**Stored data**
════════

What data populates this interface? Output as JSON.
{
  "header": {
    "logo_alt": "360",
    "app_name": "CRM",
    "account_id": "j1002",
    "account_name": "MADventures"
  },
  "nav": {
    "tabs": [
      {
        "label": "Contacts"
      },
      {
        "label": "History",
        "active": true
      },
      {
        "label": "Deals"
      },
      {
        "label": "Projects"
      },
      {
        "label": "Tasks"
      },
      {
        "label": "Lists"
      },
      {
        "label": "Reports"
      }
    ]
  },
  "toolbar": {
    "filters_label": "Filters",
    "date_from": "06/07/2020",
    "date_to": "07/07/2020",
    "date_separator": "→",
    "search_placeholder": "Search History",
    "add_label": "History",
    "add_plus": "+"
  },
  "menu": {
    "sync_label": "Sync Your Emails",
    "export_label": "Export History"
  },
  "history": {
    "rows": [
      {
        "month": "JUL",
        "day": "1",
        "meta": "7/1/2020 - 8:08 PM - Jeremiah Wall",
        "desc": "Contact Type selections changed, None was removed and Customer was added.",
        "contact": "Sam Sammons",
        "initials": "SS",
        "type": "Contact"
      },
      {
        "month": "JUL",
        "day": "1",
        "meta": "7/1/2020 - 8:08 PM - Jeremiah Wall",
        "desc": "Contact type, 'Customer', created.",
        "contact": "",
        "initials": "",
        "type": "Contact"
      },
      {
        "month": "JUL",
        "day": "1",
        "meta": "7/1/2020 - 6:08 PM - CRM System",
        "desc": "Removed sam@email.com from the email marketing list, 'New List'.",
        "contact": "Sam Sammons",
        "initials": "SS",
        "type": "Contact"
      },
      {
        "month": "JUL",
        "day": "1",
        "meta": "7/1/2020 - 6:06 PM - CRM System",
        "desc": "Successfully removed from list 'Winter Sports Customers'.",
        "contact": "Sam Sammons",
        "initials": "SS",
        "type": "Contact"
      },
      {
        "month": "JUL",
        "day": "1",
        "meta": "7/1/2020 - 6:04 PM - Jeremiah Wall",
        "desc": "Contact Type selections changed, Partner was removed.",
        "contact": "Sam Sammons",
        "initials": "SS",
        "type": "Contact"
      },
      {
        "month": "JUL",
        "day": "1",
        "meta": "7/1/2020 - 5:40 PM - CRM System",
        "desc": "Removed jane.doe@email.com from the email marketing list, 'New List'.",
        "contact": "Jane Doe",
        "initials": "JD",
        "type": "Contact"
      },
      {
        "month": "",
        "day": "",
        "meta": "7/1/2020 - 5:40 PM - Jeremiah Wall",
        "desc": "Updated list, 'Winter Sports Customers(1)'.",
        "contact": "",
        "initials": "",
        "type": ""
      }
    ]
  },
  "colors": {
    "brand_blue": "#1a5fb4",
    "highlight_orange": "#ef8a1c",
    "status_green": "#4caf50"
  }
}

════════

**WHAT IS NEEDED**
Send back all of the entries exactly, with nothing missing.

**EXPECTED ANSWER**
What data populates this interface? Output as JSON.
{
  "header": {
    "logo_alt": "360",
    "app_name": "CRM",
    "account_id": "j1002",
    "account_name": "MADventures"
  },
  "nav": {
    "tabs": [
      {
        "label": "Contacts"
      },
      {
        "label": "History",
        "active": true
      },
      {
        "label": "Deals"
      },
      {
        "label": "Projects"
      },
      {
        "label": "Tasks"
      },
      {
        "label": "Lists"
      },
      {
        "label": "Reports"
      }
    ]
  },
  "toolbar": {
    "filters_label": "Filters",
    "date_from": "06/07/2020",
    "date_to": "07/07/2020",
    "date_separator": "→",
    "search_placeholder": "Search History",
    "add_label": "History",
    "add_plus": "+"
  },
  "menu": {
    "sync_label": "Sync Your Emails",
    "export_label": "Export History"
  },
  "history": {
    "rows": [
      {
        "month": "JUL",
        "day": "1",
        "meta": "7/1/2020 - 8:08 PM - Jeremiah Wall",
        "desc": "Contact Type selections changed, None was removed and Customer was added.",
        "contact": "Sam Sammons",
        "initials": "SS",
        "type": "Contact"
      },
      {
        "month": "JUL",
        "day": "1",
        "meta": "7/1/2020 - 8:08 PM - Jeremiah Wall",
        "desc": "Contact type, 'Customer', created.",
        "contact": "",
        "initials": "",
        "type": "Contact"
      },
      {
        "month": "JUL",
        "day": "1",
        "meta": "7/1/2020 - 6:08 PM - CRM System",
        "desc": "Removed sam@email.com from the email marketing list, 'New List'.",
        "contact": "Sam Sammons",
        "initials": "SS",
        "type": "Contact"
      },
      {
        "month": "JUL",
        "day": "1",
        "meta": "7/1/2020 - 6:06 PM - CRM System",
        "desc": "Successfully removed from list 'Winter Sports Customers'.",
        "contact": "Sam Sammons",
        "initials": "SS",
        "type": "Contact"
      },
      {
        "month": "JUL",
        "day": "1",
        "meta": "7/1/2020 - 6:04 PM - Jeremiah Wall",
        "desc": "Contact Type selections changed, Partner was removed.",
        "contact": "Sam Sammons",
        "initials": "SS",
        "type": "Contact"
      },
      {
        "month": "JUL",
        "day": "1",
        "meta": "7/1/2020 - 5:40 PM - CRM System",
        "desc": "Removed jane.doe@email.com from the email marketing list, 'New List'.",
        "contact": "Jane Doe",
        "initials": "JD",
        "type": "Contact"
      },
      {
        "month": "",
        "day": "",
        "meta": "7/1/2020 - 5:40 PM - Jeremiah Wall",
        "desc": "Updated list, 'Winter Sports Customers(1)'.",
        "contact": "",
        "initials": "",
        "type": ""
      }
    ]
  },
  "colors": {
    "brand_blue": "#1a5fb4",
    "highlight_orange": "#ef8a1c",
    "status_green": "#4caf50"
  }
}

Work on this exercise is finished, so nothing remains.